■ **Problem statement**
Quote the data below in full, please, without altering anything.
* START *
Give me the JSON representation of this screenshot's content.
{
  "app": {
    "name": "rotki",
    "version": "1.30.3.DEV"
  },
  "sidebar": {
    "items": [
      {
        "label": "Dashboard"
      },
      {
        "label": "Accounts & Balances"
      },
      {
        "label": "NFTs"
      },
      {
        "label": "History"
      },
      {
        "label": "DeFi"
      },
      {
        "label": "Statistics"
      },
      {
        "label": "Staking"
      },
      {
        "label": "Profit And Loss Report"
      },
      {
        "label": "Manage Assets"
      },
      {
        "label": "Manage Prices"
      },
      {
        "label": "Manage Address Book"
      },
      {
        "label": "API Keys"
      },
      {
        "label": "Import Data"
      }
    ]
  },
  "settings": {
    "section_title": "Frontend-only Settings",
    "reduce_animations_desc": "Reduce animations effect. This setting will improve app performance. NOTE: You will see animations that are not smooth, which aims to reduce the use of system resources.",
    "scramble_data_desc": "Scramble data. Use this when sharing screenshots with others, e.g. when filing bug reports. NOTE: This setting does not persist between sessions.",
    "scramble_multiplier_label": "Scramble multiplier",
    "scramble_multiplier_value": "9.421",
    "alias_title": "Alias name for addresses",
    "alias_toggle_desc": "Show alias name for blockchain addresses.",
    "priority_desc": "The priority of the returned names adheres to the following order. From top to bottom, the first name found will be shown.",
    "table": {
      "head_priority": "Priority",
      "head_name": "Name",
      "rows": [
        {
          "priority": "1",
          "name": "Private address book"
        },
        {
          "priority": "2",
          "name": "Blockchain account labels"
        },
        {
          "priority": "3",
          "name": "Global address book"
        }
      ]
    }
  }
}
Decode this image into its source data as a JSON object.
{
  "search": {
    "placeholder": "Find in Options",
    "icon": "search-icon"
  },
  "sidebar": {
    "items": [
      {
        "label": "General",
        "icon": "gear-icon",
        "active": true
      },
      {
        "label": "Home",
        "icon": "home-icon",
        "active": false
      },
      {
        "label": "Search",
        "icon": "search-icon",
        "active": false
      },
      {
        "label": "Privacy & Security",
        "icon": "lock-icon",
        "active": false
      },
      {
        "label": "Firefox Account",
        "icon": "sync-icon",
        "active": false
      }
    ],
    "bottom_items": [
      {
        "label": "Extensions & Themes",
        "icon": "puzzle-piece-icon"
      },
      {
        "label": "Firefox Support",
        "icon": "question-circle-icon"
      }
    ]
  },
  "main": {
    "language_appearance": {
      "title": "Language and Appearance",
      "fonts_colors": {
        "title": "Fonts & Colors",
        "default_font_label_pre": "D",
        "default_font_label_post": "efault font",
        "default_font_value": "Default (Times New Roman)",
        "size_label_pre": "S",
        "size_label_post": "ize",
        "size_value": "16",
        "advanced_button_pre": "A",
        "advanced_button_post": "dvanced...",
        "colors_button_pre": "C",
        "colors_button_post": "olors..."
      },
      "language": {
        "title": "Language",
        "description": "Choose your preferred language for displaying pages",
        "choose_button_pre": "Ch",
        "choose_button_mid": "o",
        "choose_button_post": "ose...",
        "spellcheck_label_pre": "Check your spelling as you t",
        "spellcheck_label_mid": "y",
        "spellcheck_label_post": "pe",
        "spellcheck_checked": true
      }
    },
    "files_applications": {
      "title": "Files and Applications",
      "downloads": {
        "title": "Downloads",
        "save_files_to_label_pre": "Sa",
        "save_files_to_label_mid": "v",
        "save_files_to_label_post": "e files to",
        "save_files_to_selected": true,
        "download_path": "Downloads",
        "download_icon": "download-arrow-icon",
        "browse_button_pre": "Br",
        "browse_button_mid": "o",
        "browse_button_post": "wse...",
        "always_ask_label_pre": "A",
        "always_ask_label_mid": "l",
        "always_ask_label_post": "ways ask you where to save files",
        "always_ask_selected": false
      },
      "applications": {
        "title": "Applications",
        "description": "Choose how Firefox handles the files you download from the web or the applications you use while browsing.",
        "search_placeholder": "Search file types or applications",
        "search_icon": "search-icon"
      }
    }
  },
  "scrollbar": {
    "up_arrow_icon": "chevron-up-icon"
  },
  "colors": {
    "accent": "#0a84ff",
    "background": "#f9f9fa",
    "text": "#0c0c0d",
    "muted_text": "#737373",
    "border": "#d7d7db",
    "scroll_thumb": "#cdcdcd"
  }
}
* END *
■ **Reply to the exercise**
Give me the JSON representation of this screenshot's content.
{
  "app": {
    "name": "rotki",
    "version": "1.30.3.DEV"
  },
  "sidebar": {
    "items": [
      {
        "label": "Dashboard"
      },
      {
        "label": "Accounts & Balances"
      },
      {
        "label": "NFTs"
      },
      {
        "label": "History"
      },
      {
        "label": "DeFi"
      },
      {
        "label": "Statistics"
      },
      {
        "label": "Staking"
      },
      {
        "label": "Profit And Loss Report"
      },
      {
        "label": "Manage Assets"
      },
      {
        "label": "Manage Prices"
      },
      {
        "label": "Manage Address Book"
      },
      {
        "label": "API Keys"
      },
      {
        "label": "Import Data"
      }
    ]
  },
  "settings": {
    "section_title": "Frontend-only Settings",
    "reduce_animations_desc": "Reduce animations effect. This setting will improve app performance. NOTE: You will see animations that are not smooth, which aims to reduce the use of system resources.",
    "scramble_data_desc": "Scramble data. Use this when sharing screenshots with others, e.g. when filing bug reports. NOTE: This setting does not persist between sessions.",
    "scramble_multiplier_label": "Scramble multiplier",
    "scramble_multiplier_value": "9.421",
    "alias_title": "Alias name for addresses",
    "alias_toggle_desc": "Show alias name for blockchain addresses.",
    "priority_desc": "The priority of the returned names adheres to the following order. From top to bottom, the first name found will be shown.",
    "table": {
      "head_priority": "Priority",
      "head_name": "Name",
      "rows": [
        {
          "priority": "1",
          "name": "Private address book"
        },
        {
          "priority": "2",
          "name": "Blockchain account labels"
        },
        {
          "priority": "3",
          "name": "Global address book"
        }
      ]
    }
  }
}
Decode this image into its source data as a JSON object.
{
  "search": {
    "placeholder": "Find in Options",
    "icon": "search-icon"
  },
  "sidebar": {
    "items": [
      {
        "label": "General",
        "icon": "gear-icon",
        "active": true
      },
      {
        "label": "Home",
        "icon": "home-icon",
        "active": false
      },
      {
        "label": "Search",
        "icon": "search-icon",
        "active": false
      },
      {
        "label": "Privacy & Security",
        "icon": "lock-icon",
        "active": false
      },
      {
        "label": "Firefox Account",
        "icon": "sync-icon",
        "active": false
      }
    ],
    "bottom_items": [
      {
        "label": "Extensions & Themes",
        "icon": "puzzle-piece-icon"
      },
      {
        "label": "Firefox Support",
        "icon": "question-circle-icon"
      }
    ]
  },
  "main": {
    "language_appearance": {
      "title": "Language and Appearance",
      "fonts_colors": {
        "title": "Fonts & Colors",
        "default_font_label_pre": "D",
        "default_font_label_post": "efault font",
        "default_font_value": "Default (Times New Roman)",
        "size_label_pre": "S",
        "size_label_post": "ize",
        "size_value": "16",
        "advanced_button_pre": "A",
        "advanced_button_post": "dvanced...",
        "colors_button_pre": "C",
        "colors_button_post": "olors..."
      },
      "language": {
        "title": "Language",
        "description": "Choose your preferred language for displaying pages",
        "choose_button_pre": "Ch",
        "choose_button_mid": "o",
        "choose_button_post": "ose...",
        "spellcheck_label_pre": "Check your spelling as you t",
        "spellcheck_label_mid": "y",
        "spellcheck_label_post": "pe",
        "spellcheck_checked": true
      }
    },
    "files_applications": {
      "title": "Files and Applications",
      "downloads": {
        "title": "Downloads",
        "save_files_to_label_pre": "Sa",
        "save_files_to_label_mid": "v",
        "save_files_to_label_post": "e files to",
        "save_files_to_selected": true,
        "download_path": "Downloads",
        "download_icon": "download-arrow-icon",
        "browse_button_pre": "Br",
        "browse_button_mid": "o",
        "browse_button_post": "wse...",
        "always_ask_label_pre": "A",
        "always_ask_label_mid": "l",
        "always_ask_label_post": "ways ask you where to save files",
        "always_ask_selected": false
      },
      "applications": {
        "title": "Applications",
        "description": "Choose how Firefox handles the files you download from the web or the applications you use while browsing.",
        "search_placeholder": "Search file types or applications",
        "search_icon": "search-icon"
      }
    }
  },
  "scrollbar": {
    "up_arrow_icon": "chevron-up-icon"
  },
  "colors": {
    "accent": "#0a84ff",
    "background": "#f9f9fa",
    "text": "#0c0c0d",
    "muted_text": "#737373",
    "border": "#d7d7db",
    "scroll_thumb": "#cdcdcd"
  }
}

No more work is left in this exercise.